◆ **What needs to be done**
List each line of the items below that contains the string "button", copying every such line in full.

Element and coordinate records
____________

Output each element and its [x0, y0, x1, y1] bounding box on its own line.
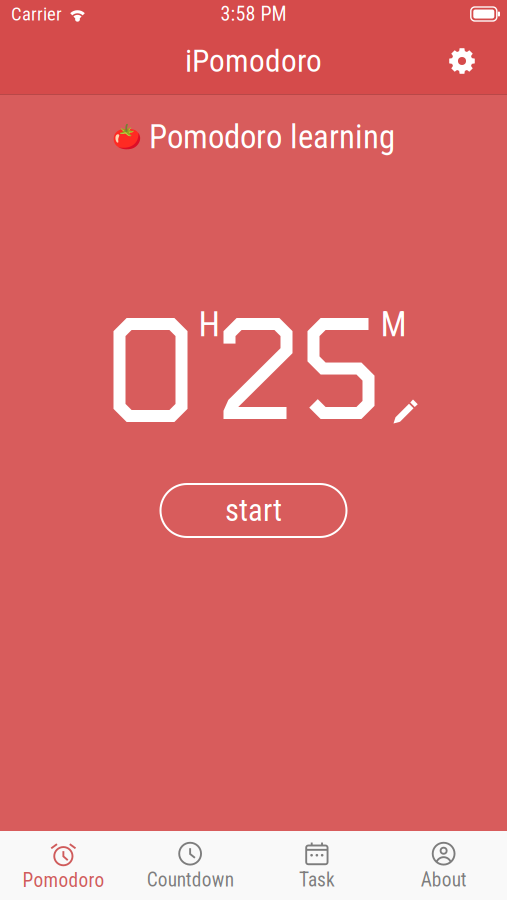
button[interactable]: Pomodoro — [0, 828, 127, 900]
staticText: iPomodoro — [185, 43, 322, 79]
staticText: M — [380, 304, 406, 345]
button[interactable]: Countdown — [127, 829, 254, 900]
button[interactable]: About — [380, 829, 507, 900]
button[interactable]: Settings — [435, 37, 507, 85]
staticText: Pomodoro learning — [149, 118, 395, 156]
button[interactable]: Edit duration — [387, 422, 424, 459]
staticText: Countdown — [147, 869, 234, 891]
staticText: Carrier — [11, 3, 62, 25]
staticText: About — [421, 869, 467, 891]
staticText: Pomodoro — [22, 869, 104, 892]
staticText: 3:58 PM — [220, 2, 286, 26]
staticText: 🍅 — [112, 123, 142, 151]
button[interactable]: start — [160, 484, 346, 537]
staticText: H — [198, 304, 220, 345]
staticText: start — [225, 492, 282, 528]
button[interactable]: Task — [254, 829, 380, 900]
staticText: Task — [299, 869, 335, 891]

____________

◆ **Written solution**
button[interactable]: Pomodoro — [0, 828, 127, 900]
button[interactable]: Countdown — [127, 829, 254, 900]
button[interactable]: About — [380, 829, 507, 900]
button[interactable]: Settings — [435, 37, 507, 85]
button[interactable]: Edit duration — [387, 422, 424, 459]
button[interactable]: start — [160, 484, 346, 537]
button[interactable]: Task — [254, 829, 380, 900]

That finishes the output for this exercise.